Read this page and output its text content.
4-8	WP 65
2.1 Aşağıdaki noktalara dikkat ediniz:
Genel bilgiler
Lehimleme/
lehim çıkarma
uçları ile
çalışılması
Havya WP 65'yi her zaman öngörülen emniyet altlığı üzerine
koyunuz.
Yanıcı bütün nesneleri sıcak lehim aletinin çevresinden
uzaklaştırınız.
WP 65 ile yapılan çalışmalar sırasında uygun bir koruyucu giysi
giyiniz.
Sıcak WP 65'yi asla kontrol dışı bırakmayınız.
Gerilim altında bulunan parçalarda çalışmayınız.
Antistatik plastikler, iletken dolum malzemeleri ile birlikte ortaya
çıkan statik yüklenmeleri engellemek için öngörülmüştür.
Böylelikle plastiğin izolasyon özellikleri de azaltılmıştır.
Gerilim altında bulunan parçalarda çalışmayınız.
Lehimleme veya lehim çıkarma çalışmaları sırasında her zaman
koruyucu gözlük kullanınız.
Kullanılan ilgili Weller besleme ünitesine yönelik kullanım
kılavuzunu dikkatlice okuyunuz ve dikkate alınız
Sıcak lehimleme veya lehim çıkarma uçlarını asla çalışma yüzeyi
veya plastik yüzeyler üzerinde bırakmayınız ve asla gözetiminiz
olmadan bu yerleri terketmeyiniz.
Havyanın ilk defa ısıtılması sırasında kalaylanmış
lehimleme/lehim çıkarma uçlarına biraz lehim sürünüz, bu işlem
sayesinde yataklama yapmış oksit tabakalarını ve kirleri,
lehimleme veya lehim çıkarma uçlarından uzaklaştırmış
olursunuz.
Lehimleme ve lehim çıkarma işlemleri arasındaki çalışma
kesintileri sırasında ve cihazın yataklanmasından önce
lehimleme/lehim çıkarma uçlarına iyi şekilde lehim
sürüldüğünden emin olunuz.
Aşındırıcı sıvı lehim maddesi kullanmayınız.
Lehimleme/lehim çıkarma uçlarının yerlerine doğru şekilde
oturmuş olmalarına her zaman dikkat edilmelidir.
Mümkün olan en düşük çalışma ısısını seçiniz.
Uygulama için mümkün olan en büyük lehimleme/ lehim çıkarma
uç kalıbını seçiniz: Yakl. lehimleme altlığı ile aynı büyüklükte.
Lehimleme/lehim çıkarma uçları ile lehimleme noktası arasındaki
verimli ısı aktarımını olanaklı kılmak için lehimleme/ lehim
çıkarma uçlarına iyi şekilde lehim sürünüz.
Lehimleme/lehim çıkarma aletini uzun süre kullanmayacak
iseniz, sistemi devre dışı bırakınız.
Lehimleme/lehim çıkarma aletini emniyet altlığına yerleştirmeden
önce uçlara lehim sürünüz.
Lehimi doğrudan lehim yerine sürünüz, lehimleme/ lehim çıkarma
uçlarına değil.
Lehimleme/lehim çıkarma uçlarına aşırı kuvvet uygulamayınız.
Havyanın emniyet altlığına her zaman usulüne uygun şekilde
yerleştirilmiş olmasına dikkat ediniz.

= = = = =

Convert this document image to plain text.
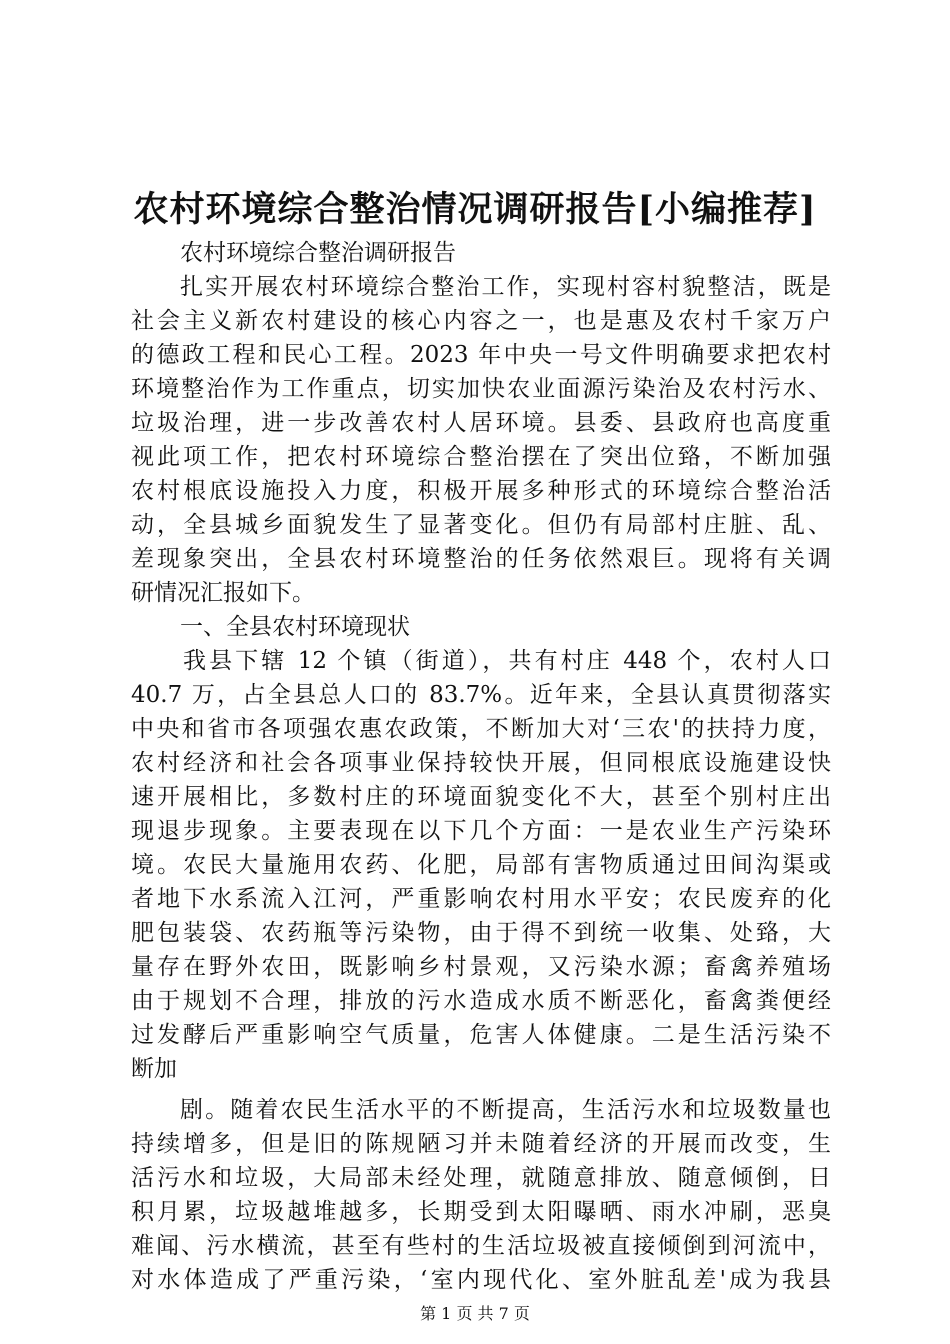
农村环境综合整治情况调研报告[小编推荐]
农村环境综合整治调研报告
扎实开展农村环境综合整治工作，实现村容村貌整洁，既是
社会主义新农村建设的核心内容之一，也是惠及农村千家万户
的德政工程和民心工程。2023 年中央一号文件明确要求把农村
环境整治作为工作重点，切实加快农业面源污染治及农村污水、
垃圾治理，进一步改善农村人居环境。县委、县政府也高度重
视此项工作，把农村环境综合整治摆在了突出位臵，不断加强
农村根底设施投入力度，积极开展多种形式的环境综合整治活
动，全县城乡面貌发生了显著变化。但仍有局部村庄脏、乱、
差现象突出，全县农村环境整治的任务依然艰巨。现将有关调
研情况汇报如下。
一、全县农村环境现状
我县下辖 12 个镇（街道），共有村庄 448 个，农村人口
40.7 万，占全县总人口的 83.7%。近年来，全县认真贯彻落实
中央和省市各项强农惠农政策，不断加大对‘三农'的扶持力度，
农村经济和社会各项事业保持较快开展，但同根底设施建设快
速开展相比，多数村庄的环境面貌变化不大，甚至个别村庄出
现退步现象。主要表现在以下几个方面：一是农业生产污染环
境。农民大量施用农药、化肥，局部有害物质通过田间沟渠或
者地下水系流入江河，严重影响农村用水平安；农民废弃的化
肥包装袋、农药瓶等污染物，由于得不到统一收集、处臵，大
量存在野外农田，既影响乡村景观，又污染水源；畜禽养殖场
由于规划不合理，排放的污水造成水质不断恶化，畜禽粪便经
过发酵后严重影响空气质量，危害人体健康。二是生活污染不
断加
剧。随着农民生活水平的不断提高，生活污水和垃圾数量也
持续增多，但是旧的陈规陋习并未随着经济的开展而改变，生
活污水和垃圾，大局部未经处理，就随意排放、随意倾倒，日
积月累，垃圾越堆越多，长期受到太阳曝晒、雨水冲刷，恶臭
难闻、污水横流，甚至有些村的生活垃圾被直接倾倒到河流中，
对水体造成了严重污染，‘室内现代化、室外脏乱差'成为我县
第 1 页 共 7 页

= = = = =

INSTRUCTIONS FOR THE TASK: In the lines above, locate the string "text". Copy every line where it occurs.

EXPECTED ANSWER:
Read this page and output its text content.
Convert this document image to plain text.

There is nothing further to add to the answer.